#### Task material
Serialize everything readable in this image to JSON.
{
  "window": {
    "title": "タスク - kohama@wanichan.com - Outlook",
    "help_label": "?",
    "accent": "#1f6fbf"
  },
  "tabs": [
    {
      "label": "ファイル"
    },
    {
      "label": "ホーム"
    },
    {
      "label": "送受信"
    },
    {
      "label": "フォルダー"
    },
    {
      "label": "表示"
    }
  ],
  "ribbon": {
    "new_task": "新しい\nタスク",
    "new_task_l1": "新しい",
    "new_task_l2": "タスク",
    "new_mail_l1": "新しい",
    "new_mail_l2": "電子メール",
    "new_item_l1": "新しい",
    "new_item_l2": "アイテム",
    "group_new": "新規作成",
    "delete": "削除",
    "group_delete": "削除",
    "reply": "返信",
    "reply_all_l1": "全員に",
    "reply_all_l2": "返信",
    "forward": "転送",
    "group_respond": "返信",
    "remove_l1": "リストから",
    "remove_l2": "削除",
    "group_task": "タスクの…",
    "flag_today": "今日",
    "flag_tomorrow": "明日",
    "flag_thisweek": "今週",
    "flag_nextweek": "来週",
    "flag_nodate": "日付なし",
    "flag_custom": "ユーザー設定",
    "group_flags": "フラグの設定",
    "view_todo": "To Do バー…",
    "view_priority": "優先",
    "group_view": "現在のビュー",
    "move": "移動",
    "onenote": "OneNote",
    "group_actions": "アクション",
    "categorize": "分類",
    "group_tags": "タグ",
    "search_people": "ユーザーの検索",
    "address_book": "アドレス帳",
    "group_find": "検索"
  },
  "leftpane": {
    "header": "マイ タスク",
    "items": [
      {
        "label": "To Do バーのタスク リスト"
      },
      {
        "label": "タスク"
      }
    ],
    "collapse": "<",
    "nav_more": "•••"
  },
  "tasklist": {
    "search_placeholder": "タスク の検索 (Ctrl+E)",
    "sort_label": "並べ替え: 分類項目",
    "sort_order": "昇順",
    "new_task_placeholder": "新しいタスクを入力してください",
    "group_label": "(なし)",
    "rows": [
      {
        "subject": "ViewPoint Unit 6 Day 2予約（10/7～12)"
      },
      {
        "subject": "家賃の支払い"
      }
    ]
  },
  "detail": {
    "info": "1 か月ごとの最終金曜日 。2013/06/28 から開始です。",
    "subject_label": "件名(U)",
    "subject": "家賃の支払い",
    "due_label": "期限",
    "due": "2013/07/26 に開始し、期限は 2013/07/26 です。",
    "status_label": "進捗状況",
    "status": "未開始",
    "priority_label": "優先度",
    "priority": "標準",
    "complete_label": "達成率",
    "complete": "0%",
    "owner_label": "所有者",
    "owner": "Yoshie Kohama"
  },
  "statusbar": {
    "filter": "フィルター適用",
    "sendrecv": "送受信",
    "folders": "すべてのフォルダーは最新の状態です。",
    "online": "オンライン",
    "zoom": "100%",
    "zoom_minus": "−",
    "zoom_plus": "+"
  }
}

#### Set exercise
Each line of the listing should be echoed back exactly.

#### Response to this exercise
Serialize everything readable in this image to JSON.
{
  "window": {
    "title": "タスク - kohama@wanichan.com - Outlook",
    "help_label": "?",
    "accent": "#1f6fbf"
  },
  "tabs": [
    {
      "label": "ファイル"
    },
    {
      "label": "ホーム"
    },
    {
      "label": "送受信"
    },
    {
      "label": "フォルダー"
    },
    {
      "label": "表示"
    }
  ],
  "ribbon": {
    "new_task": "新しい\nタスク",
    "new_task_l1": "新しい",
    "new_task_l2": "タスク",
    "new_mail_l1": "新しい",
    "new_mail_l2": "電子メール",
    "new_item_l1": "新しい",
    "new_item_l2": "アイテム",
    "group_new": "新規作成",
    "delete": "削除",
    "group_delete": "削除",
    "reply": "返信",
    "reply_all_l1": "全員に",
    "reply_all_l2": "返信",
    "forward": "転送",
    "group_respond": "返信",
    "remove_l1": "リストから",
    "remove_l2": "削除",
    "group_task": "タスクの…",
    "flag_today": "今日",
    "flag_tomorrow": "明日",
    "flag_thisweek": "今週",
    "flag_nextweek": "来週",
    "flag_nodate": "日付なし",
    "flag_custom": "ユーザー設定",
    "group_flags": "フラグの設定",
    "view_todo": "To Do バー…",
    "view_priority": "優先",
    "group_view": "現在のビュー",
    "move": "移動",
    "onenote": "OneNote",
    "group_actions": "アクション",
    "categorize": "分類",
    "group_tags": "タグ",
    "search_people": "ユーザーの検索",
    "address_book": "アドレス帳",
    "group_find": "検索"
  },
  "leftpane": {
    "header": "マイ タスク",
    "items": [
      {
        "label": "To Do バーのタスク リスト"
      },
      {
        "label": "タスク"
      }
    ],
    "collapse": "<",
    "nav_more": "•••"
  },
  "tasklist": {
    "search_placeholder": "タスク の検索 (Ctrl+E)",
    "sort_label": "並べ替え: 分類項目",
    "sort_order": "昇順",
    "new_task_placeholder": "新しいタスクを入力してください",
    "group_label": "(なし)",
    "rows": [
      {
        "subject": "ViewPoint Unit 6 Day 2予約（10/7～12)"
      },
      {
        "subject": "家賃の支払い"
      }
    ]
  },
  "detail": {
    "info": "1 か月ごとの最終金曜日 。2013/06/28 から開始です。",
    "subject_label": "件名(U)",
    "subject": "家賃の支払い",
    "due_label": "期限",
    "due": "2013/07/26 に開始し、期限は 2013/07/26 です。",
    "status_label": "進捗状況",
    "status": "未開始",
    "priority_label": "優先度",
    "priority": "標準",
    "complete_label": "達成率",
    "complete": "0%",
    "owner_label": "所有者",
    "owner": "Yoshie Kohama"
  },
  "statusbar": {
    "filter": "フィルター適用",
    "sendrecv": "送受信",
    "folders": "すべてのフォルダーは最新の状態です。",
    "online": "オンライン",
    "zoom": "100%",
    "zoom_minus": "−",
    "zoom_plus": "+"
  }
}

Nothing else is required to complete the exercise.